[Records excerpted from a collection]
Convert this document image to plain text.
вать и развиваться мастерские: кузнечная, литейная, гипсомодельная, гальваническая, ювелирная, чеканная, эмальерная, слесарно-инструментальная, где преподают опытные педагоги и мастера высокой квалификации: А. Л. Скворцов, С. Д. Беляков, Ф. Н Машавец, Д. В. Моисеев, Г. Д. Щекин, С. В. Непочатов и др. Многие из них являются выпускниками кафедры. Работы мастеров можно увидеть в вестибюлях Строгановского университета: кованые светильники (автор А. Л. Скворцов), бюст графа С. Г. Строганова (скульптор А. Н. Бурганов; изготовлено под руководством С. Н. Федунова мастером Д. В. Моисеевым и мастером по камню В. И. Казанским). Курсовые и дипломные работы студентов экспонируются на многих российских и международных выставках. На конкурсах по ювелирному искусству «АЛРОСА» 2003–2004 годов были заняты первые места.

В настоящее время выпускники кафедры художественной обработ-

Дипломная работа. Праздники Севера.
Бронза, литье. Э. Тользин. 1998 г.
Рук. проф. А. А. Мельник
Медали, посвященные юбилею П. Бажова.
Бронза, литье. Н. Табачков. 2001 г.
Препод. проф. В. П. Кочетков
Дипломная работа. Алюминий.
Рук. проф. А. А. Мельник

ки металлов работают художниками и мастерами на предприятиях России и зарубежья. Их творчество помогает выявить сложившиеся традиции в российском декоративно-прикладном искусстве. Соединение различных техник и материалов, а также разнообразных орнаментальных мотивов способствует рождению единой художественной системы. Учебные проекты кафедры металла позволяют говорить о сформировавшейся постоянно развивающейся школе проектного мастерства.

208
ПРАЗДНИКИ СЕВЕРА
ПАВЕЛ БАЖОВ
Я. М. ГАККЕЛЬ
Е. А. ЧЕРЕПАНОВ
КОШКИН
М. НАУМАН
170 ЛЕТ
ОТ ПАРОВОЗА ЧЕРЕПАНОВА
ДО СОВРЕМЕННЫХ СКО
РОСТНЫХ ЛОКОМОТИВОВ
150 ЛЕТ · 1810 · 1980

GOAL OF THE EXERCISE: Restate the whole of the material exactly.

SOLUTION TO THIS TASK:
Convert this document image to plain text.
вать и развиваться мастерские: кузнечная, литейная, гипсомодельная, гальваническая, ювелирная, чеканная, эмальерная, слесарно-инструментальная, где преподают опытные педагоги и мастера высокой квалификации: А. Л. Скворцов, С. Д. Беляков, Ф. Н Машавец, Д. В. Моисеев, Г. Д. Щекин, С. В. Непочатов и др. Многие из них являются выпускниками кафедры. Работы мастеров можно увидеть в вестибюлях Строгановского университета: кованые светильники (автор А. Л. Скворцов), бюст графа С. Г. Строганова (скульптор А. Н. Бурганов; изготовлено под руководством С. Н. Федунова мастером Д. В. Моисеевым и мастером по камню В. И. Казанским). Курсовые и дипломные работы студентов экспонируются на многих российских и международных выставках. На конкурсах по ювелирному искусству «АЛРОСА» 2003–2004 годов были заняты первые места.

В настоящее время выпускники кафедры художественной обработ-

Дипломная работа. Праздники Севера.
Бронза, литье. Э. Тользин. 1998 г.
Рук. проф. А. А. Мельник
Медали, посвященные юбилею П. Бажова.
Бронза, литье. Н. Табачков. 2001 г.
Препод. проф. В. П. Кочетков
Дипломная работа. Алюминий.
Рук. проф. А. А. Мельник

ки металлов работают художниками и мастерами на предприятиях России и зарубежья. Их творчество помогает выявить сложившиеся традиции в российском декоративно-прикладном искусстве. Соединение различных техник и материалов, а также разнообразных орнаментальных мотивов способствует рождению единой художественной системы. Учебные проекты кафедры металла позволяют говорить о сформировавшейся постоянно развивающейся школе проектного мастерства.

208
ПРАЗДНИКИ СЕВЕРА
ПАВЕЛ БАЖОВ
Я. М. ГАККЕЛЬ
Е. А. ЧЕРЕПАНОВ
КОШКИН
М. НАУМАН
170 ЛЕТ
ОТ ПАРОВОЗА ЧЕРЕПАНОВА
ДО СОВРЕМЕННЫХ СКО
РОСТНЫХ ЛОКОМОТИВОВ
150 ЛЕТ · 1810 · 1980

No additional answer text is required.